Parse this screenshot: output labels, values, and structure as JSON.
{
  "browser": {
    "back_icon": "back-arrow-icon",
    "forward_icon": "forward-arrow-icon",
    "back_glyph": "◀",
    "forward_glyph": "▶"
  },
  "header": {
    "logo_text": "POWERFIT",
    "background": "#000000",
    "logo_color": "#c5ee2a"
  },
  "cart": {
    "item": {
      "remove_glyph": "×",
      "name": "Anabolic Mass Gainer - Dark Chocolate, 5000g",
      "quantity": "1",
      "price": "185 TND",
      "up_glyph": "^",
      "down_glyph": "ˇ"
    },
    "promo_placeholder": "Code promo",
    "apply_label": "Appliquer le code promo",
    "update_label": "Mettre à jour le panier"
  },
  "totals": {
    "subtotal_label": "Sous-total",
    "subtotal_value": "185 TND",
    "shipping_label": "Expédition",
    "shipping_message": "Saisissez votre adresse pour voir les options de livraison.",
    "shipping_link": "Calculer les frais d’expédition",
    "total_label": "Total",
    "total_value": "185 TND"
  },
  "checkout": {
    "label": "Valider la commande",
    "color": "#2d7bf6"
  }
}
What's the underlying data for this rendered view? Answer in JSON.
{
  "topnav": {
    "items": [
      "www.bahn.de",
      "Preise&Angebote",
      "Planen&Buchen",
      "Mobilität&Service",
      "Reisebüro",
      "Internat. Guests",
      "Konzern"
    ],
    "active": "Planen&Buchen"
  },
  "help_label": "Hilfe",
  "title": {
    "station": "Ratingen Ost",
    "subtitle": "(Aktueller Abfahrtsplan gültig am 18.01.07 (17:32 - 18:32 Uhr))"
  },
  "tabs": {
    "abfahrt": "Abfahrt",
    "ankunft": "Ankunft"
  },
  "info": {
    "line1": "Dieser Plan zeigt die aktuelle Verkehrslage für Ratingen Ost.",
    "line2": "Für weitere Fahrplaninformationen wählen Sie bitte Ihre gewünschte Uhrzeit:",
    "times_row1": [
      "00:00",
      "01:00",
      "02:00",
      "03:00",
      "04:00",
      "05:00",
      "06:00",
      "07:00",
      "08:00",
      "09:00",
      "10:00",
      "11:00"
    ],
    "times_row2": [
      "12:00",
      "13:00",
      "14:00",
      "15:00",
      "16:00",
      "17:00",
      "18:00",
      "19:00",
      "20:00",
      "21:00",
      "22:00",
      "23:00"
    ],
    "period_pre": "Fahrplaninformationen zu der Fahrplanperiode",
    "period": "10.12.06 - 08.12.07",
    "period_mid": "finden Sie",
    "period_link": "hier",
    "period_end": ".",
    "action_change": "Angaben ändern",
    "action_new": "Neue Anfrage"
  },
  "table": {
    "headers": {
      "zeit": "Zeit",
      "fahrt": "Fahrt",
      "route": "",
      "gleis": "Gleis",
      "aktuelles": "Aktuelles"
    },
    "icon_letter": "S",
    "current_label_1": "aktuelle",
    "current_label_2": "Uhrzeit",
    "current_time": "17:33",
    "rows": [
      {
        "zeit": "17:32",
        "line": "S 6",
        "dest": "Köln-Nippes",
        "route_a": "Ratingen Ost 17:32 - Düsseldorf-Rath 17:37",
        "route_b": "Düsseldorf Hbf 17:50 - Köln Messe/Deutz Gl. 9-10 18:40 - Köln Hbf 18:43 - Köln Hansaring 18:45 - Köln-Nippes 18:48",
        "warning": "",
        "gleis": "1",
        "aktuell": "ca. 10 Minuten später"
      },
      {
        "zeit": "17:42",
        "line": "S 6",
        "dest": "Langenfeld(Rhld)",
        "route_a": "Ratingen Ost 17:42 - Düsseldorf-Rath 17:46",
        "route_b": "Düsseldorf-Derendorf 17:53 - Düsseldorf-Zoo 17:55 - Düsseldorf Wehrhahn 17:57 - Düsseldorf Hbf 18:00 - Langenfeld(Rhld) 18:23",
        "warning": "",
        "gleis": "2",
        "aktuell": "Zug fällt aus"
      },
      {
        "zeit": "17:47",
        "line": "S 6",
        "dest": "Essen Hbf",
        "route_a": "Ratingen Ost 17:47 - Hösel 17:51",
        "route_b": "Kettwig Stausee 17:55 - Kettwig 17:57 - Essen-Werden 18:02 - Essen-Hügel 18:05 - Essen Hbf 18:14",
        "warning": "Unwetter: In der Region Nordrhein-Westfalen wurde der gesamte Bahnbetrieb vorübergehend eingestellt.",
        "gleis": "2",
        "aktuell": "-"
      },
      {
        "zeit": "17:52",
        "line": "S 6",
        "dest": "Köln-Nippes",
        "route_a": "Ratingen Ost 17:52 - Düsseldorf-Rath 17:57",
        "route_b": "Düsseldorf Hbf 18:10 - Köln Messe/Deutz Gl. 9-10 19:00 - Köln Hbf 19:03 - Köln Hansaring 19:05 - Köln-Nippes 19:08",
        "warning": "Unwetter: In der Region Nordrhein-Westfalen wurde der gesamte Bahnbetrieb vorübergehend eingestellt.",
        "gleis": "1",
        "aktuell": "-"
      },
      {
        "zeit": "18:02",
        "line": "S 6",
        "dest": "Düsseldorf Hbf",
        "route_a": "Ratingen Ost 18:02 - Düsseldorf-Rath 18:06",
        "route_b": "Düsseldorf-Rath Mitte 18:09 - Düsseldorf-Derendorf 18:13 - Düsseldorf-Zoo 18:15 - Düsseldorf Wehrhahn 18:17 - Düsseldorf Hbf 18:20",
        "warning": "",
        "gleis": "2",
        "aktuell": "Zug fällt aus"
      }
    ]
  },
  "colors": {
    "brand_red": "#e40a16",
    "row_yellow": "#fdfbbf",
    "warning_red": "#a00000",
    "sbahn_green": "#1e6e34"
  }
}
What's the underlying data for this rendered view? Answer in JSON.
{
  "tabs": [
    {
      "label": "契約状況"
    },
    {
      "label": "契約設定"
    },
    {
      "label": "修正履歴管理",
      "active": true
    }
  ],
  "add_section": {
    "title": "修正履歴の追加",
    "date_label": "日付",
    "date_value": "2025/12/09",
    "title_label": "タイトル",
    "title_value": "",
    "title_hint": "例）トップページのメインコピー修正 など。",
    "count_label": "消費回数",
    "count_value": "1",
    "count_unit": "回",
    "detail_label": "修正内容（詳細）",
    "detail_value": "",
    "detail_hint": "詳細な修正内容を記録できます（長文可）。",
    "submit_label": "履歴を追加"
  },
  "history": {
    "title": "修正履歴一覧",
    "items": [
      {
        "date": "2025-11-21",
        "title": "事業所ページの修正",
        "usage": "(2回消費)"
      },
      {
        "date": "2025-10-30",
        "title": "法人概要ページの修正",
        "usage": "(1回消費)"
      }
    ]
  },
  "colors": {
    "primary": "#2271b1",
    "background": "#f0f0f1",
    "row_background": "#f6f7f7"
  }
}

● **Task to complete**
Restate every line of the data word for word.

● **Exercise result**
Parse this screenshot: output labels, values, and structure as JSON.
{
  "browser": {
    "back_icon": "back-arrow-icon",
    "forward_icon": "forward-arrow-icon",
    "back_glyph": "◀",
    "forward_glyph": "▶"
  },
  "header": {
    "logo_text": "POWERFIT",
    "background": "#000000",
    "logo_color": "#c5ee2a"
  },
  "cart": {
    "item": {
      "remove_glyph": "×",
      "name": "Anabolic Mass Gainer - Dark Chocolate, 5000g",
      "quantity": "1",
      "price": "185 TND",
      "up_glyph": "^",
      "down_glyph": "ˇ"
    },
    "promo_placeholder": "Code promo",
    "apply_label": "Appliquer le code promo",
    "update_label": "Mettre à jour le panier"
  },
  "totals": {
    "subtotal_label": "Sous-total",
    "subtotal_value": "185 TND",
    "shipping_label": "Expédition",
    "shipping_message": "Saisissez votre adresse pour voir les options de livraison.",
    "shipping_link": "Calculer les frais d’expédition",
    "total_label": "Total",
    "total_value": "185 TND"
  },
  "checkout": {
    "label": "Valider la commande",
    "color": "#2d7bf6"
  }
}
What's the underlying data for this rendered view? Answer in JSON.
{
  "topnav": {
    "items": [
      "www.bahn.de",
      "Preise&Angebote",
      "Planen&Buchen",
      "Mobilität&Service",
      "Reisebüro",
      "Internat. Guests",
      "Konzern"
    ],
    "active": "Planen&Buchen"
  },
  "help_label": "Hilfe",
  "title": {
    "station": "Ratingen Ost",
    "subtitle": "(Aktueller Abfahrtsplan gültig am 18.01.07 (17:32 - 18:32 Uhr))"
  },
  "tabs": {
    "abfahrt": "Abfahrt",
    "ankunft": "Ankunft"
  },
  "info": {
    "line1": "Dieser Plan zeigt die aktuelle Verkehrslage für Ratingen Ost.",
    "line2": "Für weitere Fahrplaninformationen wählen Sie bitte Ihre gewünschte Uhrzeit:",
    "times_row1": [
      "00:00",
      "01:00",
      "02:00",
      "03:00",
      "04:00",
      "05:00",
      "06:00",
      "07:00",
      "08:00",
      "09:00",
      "10:00",
      "11:00"
    ],
    "times_row2": [
      "12:00",
      "13:00",
      "14:00",
      "15:00",
      "16:00",
      "17:00",
      "18:00",
      "19:00",
      "20:00",
      "21:00",
      "22:00",
      "23:00"
    ],
    "period_pre": "Fahrplaninformationen zu der Fahrplanperiode",
    "period": "10.12.06 - 08.12.07",
    "period_mid": "finden Sie",
    "period_link": "hier",
    "period_end": ".",
    "action_change": "Angaben ändern",
    "action_new": "Neue Anfrage"
  },
  "table": {
    "headers": {
      "zeit": "Zeit",
      "fahrt": "Fahrt",
      "route": "",
      "gleis": "Gleis",
      "aktuelles": "Aktuelles"
    },
    "icon_letter": "S",
    "current_label_1": "aktuelle",
    "current_label_2": "Uhrzeit",
    "current_time": "17:33",
    "rows": [
      {
        "zeit": "17:32",
        "line": "S 6",
        "dest": "Köln-Nippes",
        "route_a": "Ratingen Ost 17:32 - Düsseldorf-Rath 17:37",
        "route_b": "Düsseldorf Hbf 17:50 - Köln Messe/Deutz Gl. 9-10 18:40 - Köln Hbf 18:43 - Köln Hansaring 18:45 - Köln-Nippes 18:48",
        "warning": "",
        "gleis": "1",
        "aktuell": "ca. 10 Minuten später"
      },
      {
        "zeit": "17:42",
        "line": "S 6",
        "dest": "Langenfeld(Rhld)",
        "route_a": "Ratingen Ost 17:42 - Düsseldorf-Rath 17:46",
        "route_b": "Düsseldorf-Derendorf 17:53 - Düsseldorf-Zoo 17:55 - Düsseldorf Wehrhahn 17:57 - Düsseldorf Hbf 18:00 - Langenfeld(Rhld) 18:23",
        "warning": "",
        "gleis": "2",
        "aktuell": "Zug fällt aus"
      },
      {
        "zeit": "17:47",
        "line": "S 6",
        "dest": "Essen Hbf",
        "route_a": "Ratingen Ost 17:47 - Hösel 17:51",
        "route_b": "Kettwig Stausee 17:55 - Kettwig 17:57 - Essen-Werden 18:02 - Essen-Hügel 18:05 - Essen Hbf 18:14",
        "warning": "Unwetter: In der Region Nordrhein-Westfalen wurde der gesamte Bahnbetrieb vorübergehend eingestellt.",
        "gleis": "2",
        "aktuell": "-"
      },
      {
        "zeit": "17:52",
        "line": "S 6",
        "dest": "Köln-Nippes",
        "route_a": "Ratingen Ost 17:52 - Düsseldorf-Rath 17:57",
        "route_b": "Düsseldorf Hbf 18:10 - Köln Messe/Deutz Gl. 9-10 19:00 - Köln Hbf 19:03 - Köln Hansaring 19:05 - Köln-Nippes 19:08",
        "warning": "Unwetter: In der Region Nordrhein-Westfalen wurde der gesamte Bahnbetrieb vorübergehend eingestellt.",
        "gleis": "1",
        "aktuell": "-"
      },
      {
        "zeit": "18:02",
        "line": "S 6",
        "dest": "Düsseldorf Hbf",
        "route_a": "Ratingen Ost 18:02 - Düsseldorf-Rath 18:06",
        "route_b": "Düsseldorf-Rath Mitte 18:09 - Düsseldorf-Derendorf 18:13 - Düsseldorf-Zoo 18:15 - Düsseldorf Wehrhahn 18:17 - Düsseldorf Hbf 18:20",
        "warning": "",
        "gleis": "2",
        "aktuell": "Zug fällt aus"
      }
    ]
  },
  "colors": {
    "brand_red": "#e40a16",
    "row_yellow": "#fdfbbf",
    "warning_red": "#a00000",
    "sbahn_green": "#1e6e34"
  }
}
What's the underlying data for this rendered view? Answer in JSON.
{
  "tabs": [
    {
      "label": "契約状況"
    },
    {
      "label": "契約設定"
    },
    {
      "label": "修正履歴管理",
      "active": true
    }
  ],
  "add_section": {
    "title": "修正履歴の追加",
    "date_label": "日付",
    "date_value": "2025/12/09",
    "title_label": "タイトル",
    "title_value": "",
    "title_hint": "例）トップページのメインコピー修正 など。",
    "count_label": "消費回数",
    "count_value": "1",
    "count_unit": "回",
    "detail_label": "修正内容（詳細）",
    "detail_value": "",
    "detail_hint": "詳細な修正内容を記録できます（長文可）。",
    "submit_label": "履歴を追加"
  },
  "history": {
    "title": "修正履歴一覧",
    "items": [
      {
        "date": "2025-11-21",
        "title": "事業所ページの修正",
        "usage": "(2回消費)"
      },
      {
        "date": "2025-10-30",
        "title": "法人概要ページの修正",
        "usage": "(1回消費)"
      }
    ]
  },
  "colors": {
    "primary": "#2271b1",
    "background": "#f0f0f1",
    "row_background": "#f6f7f7"
  }
}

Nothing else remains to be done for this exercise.